§ What to produce
Render the material again word for word, skipping the pictures in it.

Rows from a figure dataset
::::::

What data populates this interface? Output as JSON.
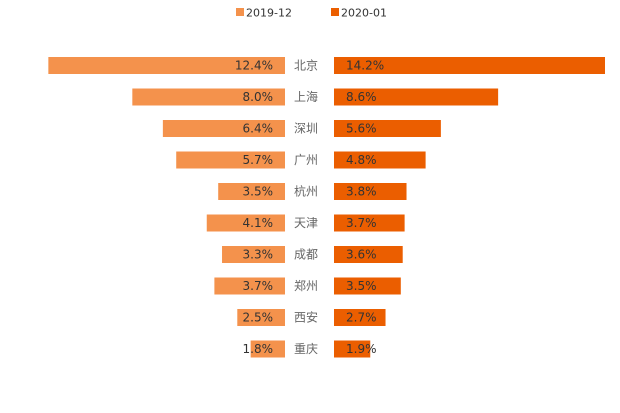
{
  "chart_data": {
    "type": "bar",
    "orientation": "horizontal-butterfly",
    "categories": [
      "北京",
      "上海",
      "深圳",
      "广州",
      "杭州",
      "天津",
      "成都",
      "郑州",
      "西安",
      "重庆"
    ],
    "series": [
      {
        "name": "2019-12",
        "color": "#f4924c",
        "direction": "left",
        "values": [
          12.4,
          8.0,
          6.4,
          5.7,
          3.5,
          4.1,
          3.3,
          3.7,
          2.5,
          1.8
        ],
        "labels": [
          "12.4%",
          "8.0%",
          "6.4%",
          "5.7%",
          "3.5%",
          "4.1%",
          "3.3%",
          "3.7%",
          "2.5%",
          "1.8%"
        ]
      },
      {
        "name": "2020-01",
        "color": "#eb5e00",
        "direction": "right",
        "values": [
          14.2,
          8.6,
          5.6,
          4.8,
          3.8,
          3.7,
          3.6,
          3.5,
          2.7,
          1.9
        ],
        "labels": [
          "14.2%",
          "8.6%",
          "5.6%",
          "4.8%",
          "3.8%",
          "3.7%",
          "3.6%",
          "3.5%",
          "2.7%",
          "1.9%"
        ]
      }
    ],
    "xlim": [
      0,
      14.2
    ],
    "value_unit": "%",
    "legend_position": "top-center",
    "grid": false
  }
}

::::::

§ Result for this task
What data populates this interface? Output as JSON.
{
  "chart_data": {
    "type": "bar",
    "orientation": "horizontal-butterfly",
    "categories": [
      "北京",
      "上海",
      "深圳",
      "广州",
      "杭州",
      "天津",
      "成都",
      "郑州",
      "西安",
      "重庆"
    ],
    "series": [
      {
        "name": "2019-12",
        "color": "#f4924c",
        "direction": "left",
        "values": [
          12.4,
          8.0,
          6.4,
          5.7,
          3.5,
          4.1,
          3.3,
          3.7,
          2.5,
          1.8
        ],
        "labels": [
          "12.4%",
          "8.0%",
          "6.4%",
          "5.7%",
          "3.5%",
          "4.1%",
          "3.3%",
          "3.7%",
          "2.5%",
          "1.8%"
        ]
      },
      {
        "name": "2020-01",
        "color": "#eb5e00",
        "direction": "right",
        "values": [
          14.2,
          8.6,
          5.6,
          4.8,
          3.8,
          3.7,
          3.6,
          3.5,
          2.7,
          1.9
        ],
        "labels": [
          "14.2%",
          "8.6%",
          "5.6%",
          "4.8%",
          "3.8%",
          "3.7%",
          "3.6%",
          "3.5%",
          "2.7%",
          "1.9%"
        ]
      }
    ],
    "xlim": [
      0,
      14.2
    ],
    "value_unit": "%",
    "legend_position": "top-center",
    "grid": false
  }
}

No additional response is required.